• TASK PROMPT: Extract the records in full, leaving every picture out.

(Items from a dataset)
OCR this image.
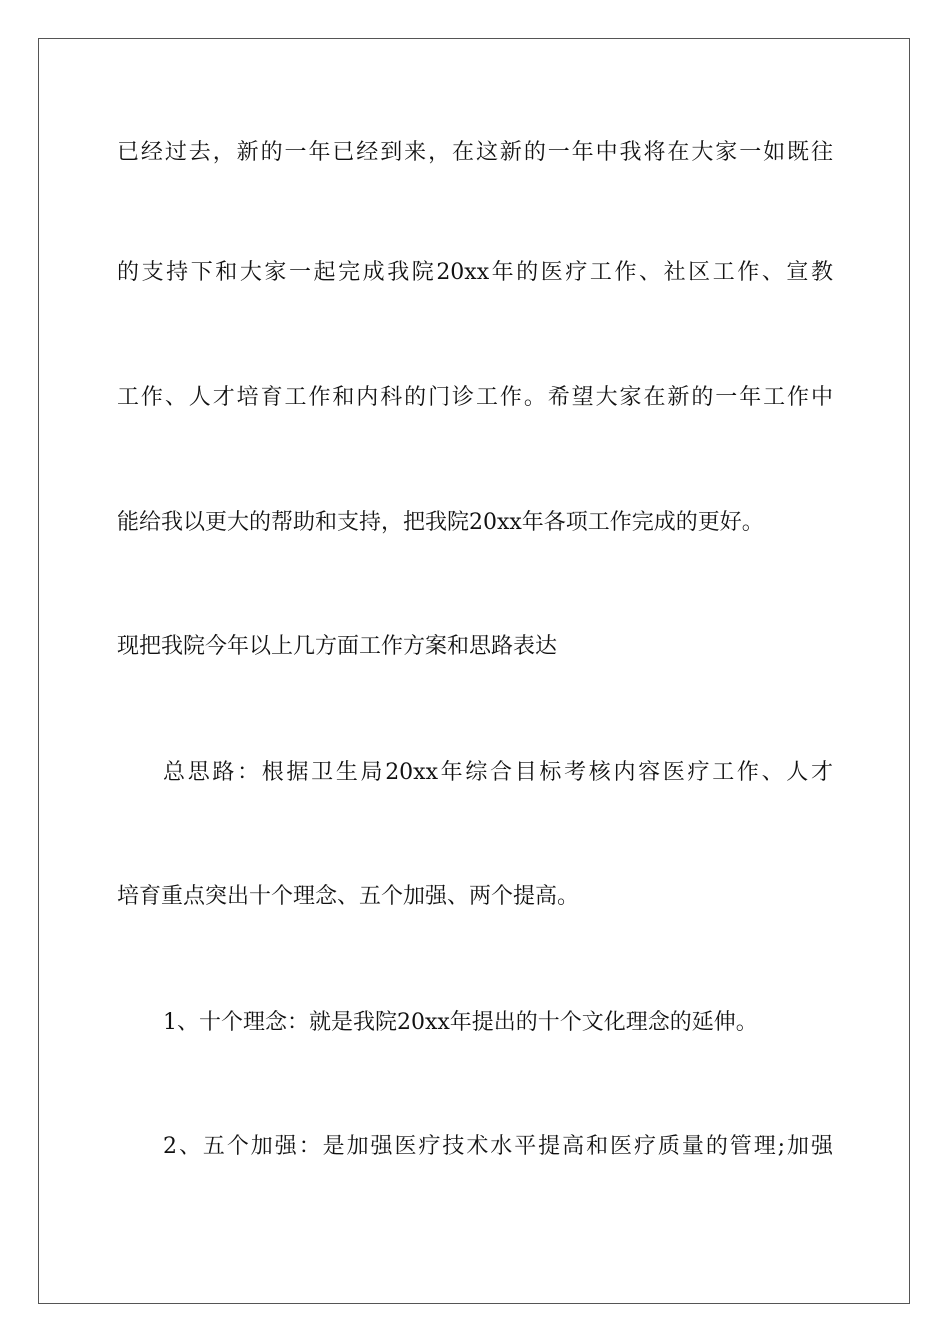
已经过去，新的一年已经到来，在这新的一年中我将在大家一如既往
的支持下和大家一起完成我院20xx年的医疗工作、社区工作、宣教
工作、人才培育工作和内科的门诊工作。希望大家在新的一年工作中
能给我以更大的帮助和支持，把我院20xx年各项工作完成的更好。
现把我院今年以上几方面工作方案和思路表达
总思路：根据卫生局20xx年综合目标考核内容医疗工作、人才
培育重点突出十个理念、五个加强、两个提高。
1、十个理念：就是我院20xx年提出的十个文化理念的延伸。
2、五个加强：是加强医疗技术水平提高和医疗质量的管理;加强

• COMPLETED EXERCISE:
OCR this image.
已经过去，新的一年已经到来，在这新的一年中我将在大家一如既往
的支持下和大家一起完成我院20xx年的医疗工作、社区工作、宣教
工作、人才培育工作和内科的门诊工作。希望大家在新的一年工作中
能给我以更大的帮助和支持，把我院20xx年各项工作完成的更好。
现把我院今年以上几方面工作方案和思路表达
总思路：根据卫生局20xx年综合目标考核内容医疗工作、人才
培育重点突出十个理念、五个加强、两个提高。
1、十个理念：就是我院20xx年提出的十个文化理念的延伸。
2、五个加强：是加强医疗技术水平提高和医疗质量的管理;加强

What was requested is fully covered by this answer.